* _Problem to work on_: Any picture must be dropped, but each line of the data should be duplicated exactly.

* _Supplied material_:
——

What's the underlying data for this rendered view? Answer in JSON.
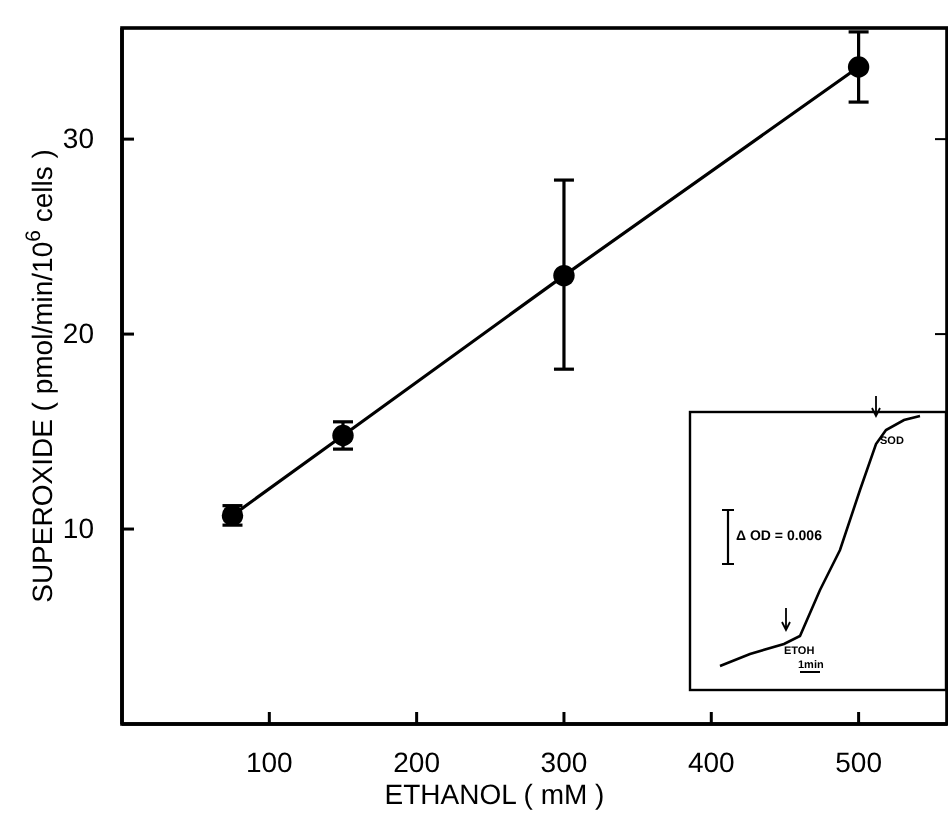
{
  "chart_data": {
    "type": "line",
    "xlabel": "ETHANOL ( mM )",
    "ylabel": "SUPEROXIDE ( pmol/min/10$^{6}$ cells )",
    "x": [
      75,
      150,
      300,
      500
    ],
    "values": [
      10.7,
      14.8,
      23.0,
      33.7
    ],
    "errors": [
      0.5,
      0.7,
      [
        18.2,
        27.9
      ],
      [
        31.9,
        35.5
      ]
    ],
    "color": "#000000",
    "marker": "circle",
    "line_style": "solid",
    "xlim": [
      0,
      560
    ],
    "ylim": [
      0,
      35.7
    ],
    "xticks": [
      100,
      200,
      300,
      400,
      500
    ],
    "yticks": [
      10,
      20,
      30
    ],
    "annotations": [
      "Δ OD = 0.006",
      "ETOH",
      "SOD",
      "1min"
    ]
  }
}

——

* _Solution_:
What's the underlying data for this rendered view? Answer in JSON.
{
  "chart_data": {
    "type": "line",
    "xlabel": "ETHANOL ( mM )",
    "ylabel": "SUPEROXIDE ( pmol/min/10$^{6}$ cells )",
    "x": [
      75,
      150,
      300,
      500
    ],
    "values": [
      10.7,
      14.8,
      23.0,
      33.7
    ],
    "errors": [
      0.5,
      0.7,
      [
        18.2,
        27.9
      ],
      [
        31.9,
        35.5
      ]
    ],
    "color": "#000000",
    "marker": "circle",
    "line_style": "solid",
    "xlim": [
      0,
      560
    ],
    "ylim": [
      0,
      35.7
    ],
    "xticks": [
      100,
      200,
      300,
      400,
      500
    ],
    "yticks": [
      10,
      20,
      30
    ],
    "annotations": [
      "Δ OD = 0.006",
      "ETOH",
      "SOD",
      "1min"
    ]
  }
}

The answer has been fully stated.